* START Information supplied *

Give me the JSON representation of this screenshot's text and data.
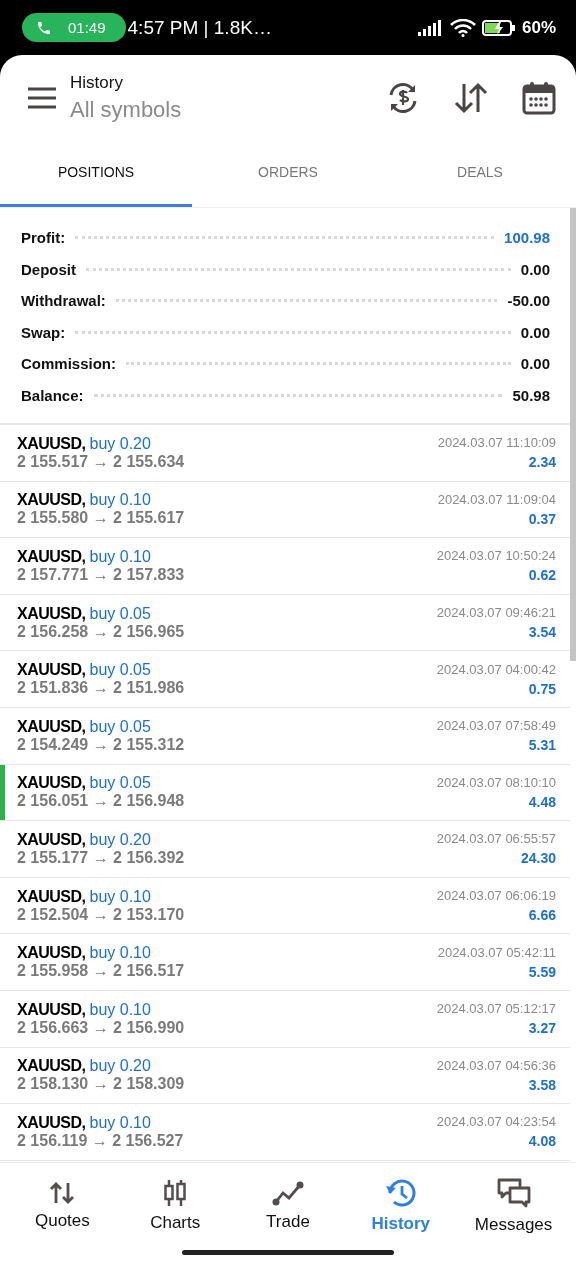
{
  "status_bar": {
    "call_time": "01:49",
    "info": "4:57 PM | 1.8K…",
    "battery": "60%"
  },
  "header": {
    "title": "History",
    "subtitle": "All symbols"
  },
  "tabs": [
    {
      "label": "POSITIONS",
      "selected": true
    },
    {
      "label": "ORDERS",
      "selected": false
    },
    {
      "label": "DEALS",
      "selected": false
    }
  ],
  "summary": [
    {
      "label": "Profit:",
      "value": "100.98",
      "emphasized": true
    },
    {
      "label": "Deposit",
      "value": "0.00",
      "emphasized": false
    },
    {
      "label": "Withdrawal:",
      "value": "-50.00",
      "emphasized": false
    },
    {
      "label": "Swap:",
      "value": "0.00",
      "emphasized": false
    },
    {
      "label": "Commission:",
      "value": "0.00",
      "emphasized": false
    },
    {
      "label": "Balance:",
      "value": "50.98",
      "emphasized": false
    }
  ],
  "positions": [
    {
      "symbol": "XAUUSD,",
      "side": "buy 0.20",
      "prices": "2 155.517 → 2 155.634",
      "time": "2024.03.07 11:10:09",
      "profit": "2.34",
      "selected": false
    },
    {
      "symbol": "XAUUSD,",
      "side": "buy 0.10",
      "prices": "2 155.580 → 2 155.617",
      "time": "2024.03.07 11:09:04",
      "profit": "0.37",
      "selected": false
    },
    {
      "symbol": "XAUUSD,",
      "side": "buy 0.10",
      "prices": "2 157.771 → 2 157.833",
      "time": "2024.03.07 10:50:24",
      "profit": "0.62",
      "selected": false
    },
    {
      "symbol": "XAUUSD,",
      "side": "buy 0.05",
      "prices": "2 156.258 → 2 156.965",
      "time": "2024.03.07 09:46:21",
      "profit": "3.54",
      "selected": false
    },
    {
      "symbol": "XAUUSD,",
      "side": "buy 0.05",
      "prices": "2 151.836 → 2 151.986",
      "time": "2024.03.07 04:00:42",
      "profit": "0.75",
      "selected": false
    },
    {
      "symbol": "XAUUSD,",
      "side": "buy 0.05",
      "prices": "2 154.249 → 2 155.312",
      "time": "2024.03.07 07:58:49",
      "profit": "5.31",
      "selected": false
    },
    {
      "symbol": "XAUUSD,",
      "side": "buy 0.05",
      "prices": "2 156.051 → 2 156.948",
      "time": "2024.03.07 08:10:10",
      "profit": "4.48",
      "selected": true
    },
    {
      "symbol": "XAUUSD,",
      "side": "buy 0.20",
      "prices": "2 155.177 → 2 156.392",
      "time": "2024.03.07 06:55:57",
      "profit": "24.30",
      "selected": false
    },
    {
      "symbol": "XAUUSD,",
      "side": "buy 0.10",
      "prices": "2 152.504 → 2 153.170",
      "time": "2024.03.07 06:06:19",
      "profit": "6.66",
      "selected": false
    },
    {
      "symbol": "XAUUSD,",
      "side": "buy 0.10",
      "prices": "2 155.958 → 2 156.517",
      "time": "2024.03.07 05:42:11",
      "profit": "5.59",
      "selected": false
    },
    {
      "symbol": "XAUUSD,",
      "side": "buy 0.10",
      "prices": "2 156.663 → 2 156.990",
      "time": "2024.03.07 05:12:17",
      "profit": "3.27",
      "selected": false
    },
    {
      "symbol": "XAUUSD,",
      "side": "buy 0.20",
      "prices": "2 158.130 → 2 158.309",
      "time": "2024.03.07 04:56:36",
      "profit": "3.58",
      "selected": false
    },
    {
      "symbol": "XAUUSD,",
      "side": "buy 0.10",
      "prices": "2 156.119 → 2 156.527",
      "time": "2024.03.07 04:23:54",
      "profit": "4.08",
      "selected": false
    }
  ],
  "bottom_nav": [
    {
      "label": "Quotes",
      "selected": false
    },
    {
      "label": "Charts",
      "selected": false
    },
    {
      "label": "Trade",
      "selected": false
    },
    {
      "label": "History",
      "selected": true
    },
    {
      "label": "Messages",
      "selected": false
    }
  ]
}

* END Information supplied *

Quote every line word for word and keep the images out of the copy.

Give me the JSON representation of this screenshot's text and data.
{
  "status_bar": {
    "call_time": "01:49",
    "info": "4:57 PM | 1.8K…",
    "battery": "60%"
  },
  "header": {
    "title": "History",
    "subtitle": "All symbols"
  },
  "tabs": [
    {
      "label": "POSITIONS",
      "selected": true
    },
    {
      "label": "ORDERS",
      "selected": false
    },
    {
      "label": "DEALS",
      "selected": false
    }
  ],
  "summary": [
    {
      "label": "Profit:",
      "value": "100.98",
      "emphasized": true
    },
    {
      "label": "Deposit",
      "value": "0.00",
      "emphasized": false
    },
    {
      "label": "Withdrawal:",
      "value": "-50.00",
      "emphasized": false
    },
    {
      "label": "Swap:",
      "value": "0.00",
      "emphasized": false
    },
    {
      "label": "Commission:",
      "value": "0.00",
      "emphasized": false
    },
    {
      "label": "Balance:",
      "value": "50.98",
      "emphasized": false
    }
  ],
  "positions": [
    {
      "symbol": "XAUUSD,",
      "side": "buy 0.20",
      "prices": "2 155.517 → 2 155.634",
      "time": "2024.03.07 11:10:09",
      "profit": "2.34",
      "selected": false
    },
    {
      "symbol": "XAUUSD,",
      "side": "buy 0.10",
      "prices": "2 155.580 → 2 155.617",
      "time": "2024.03.07 11:09:04",
      "profit": "0.37",
      "selected": false
    },
    {
      "symbol": "XAUUSD,",
      "side": "buy 0.10",
      "prices": "2 157.771 → 2 157.833",
      "time": "2024.03.07 10:50:24",
      "profit": "0.62",
      "selected": false
    },
    {
      "symbol": "XAUUSD,",
      "side": "buy 0.05",
      "prices": "2 156.258 → 2 156.965",
      "time": "2024.03.07 09:46:21",
      "profit": "3.54",
      "selected": false
    },
    {
      "symbol": "XAUUSD,",
      "side": "buy 0.05",
      "prices": "2 151.836 → 2 151.986",
      "time": "2024.03.07 04:00:42",
      "profit": "0.75",
      "selected": false
    },
    {
      "symbol": "XAUUSD,",
      "side": "buy 0.05",
      "prices": "2 154.249 → 2 155.312",
      "time": "2024.03.07 07:58:49",
      "profit": "5.31",
      "selected": false
    },
    {
      "symbol": "XAUUSD,",
      "side": "buy 0.05",
      "prices": "2 156.051 → 2 156.948",
      "time": "2024.03.07 08:10:10",
      "profit": "4.48",
      "selected": true
    },
    {
      "symbol": "XAUUSD,",
      "side": "buy 0.20",
      "prices": "2 155.177 → 2 156.392",
      "time": "2024.03.07 06:55:57",
      "profit": "24.30",
      "selected": false
    },
    {
      "symbol": "XAUUSD,",
      "side": "buy 0.10",
      "prices": "2 152.504 → 2 153.170",
      "time": "2024.03.07 06:06:19",
      "profit": "6.66",
      "selected": false
    },
    {
      "symbol": "XAUUSD,",
      "side": "buy 0.10",
      "prices": "2 155.958 → 2 156.517",
      "time": "2024.03.07 05:42:11",
      "profit": "5.59",
      "selected": false
    },
    {
      "symbol": "XAUUSD,",
      "side": "buy 0.10",
      "prices": "2 156.663 → 2 156.990",
      "time": "2024.03.07 05:12:17",
      "profit": "3.27",
      "selected": false
    },
    {
      "symbol": "XAUUSD,",
      "side": "buy 0.20",
      "prices": "2 158.130 → 2 158.309",
      "time": "2024.03.07 04:56:36",
      "profit": "3.58",
      "selected": false
    },
    {
      "symbol": "XAUUSD,",
      "side": "buy 0.10",
      "prices": "2 156.119 → 2 156.527",
      "time": "2024.03.07 04:23:54",
      "profit": "4.08",
      "selected": false
    }
  ],
  "bottom_nav": [
    {
      "label": "Quotes",
      "selected": false
    },
    {
      "label": "Charts",
      "selected": false
    },
    {
      "label": "Trade",
      "selected": false
    },
    {
      "label": "History",
      "selected": true
    },
    {
      "label": "Messages",
      "selected": false
    }
  ]
}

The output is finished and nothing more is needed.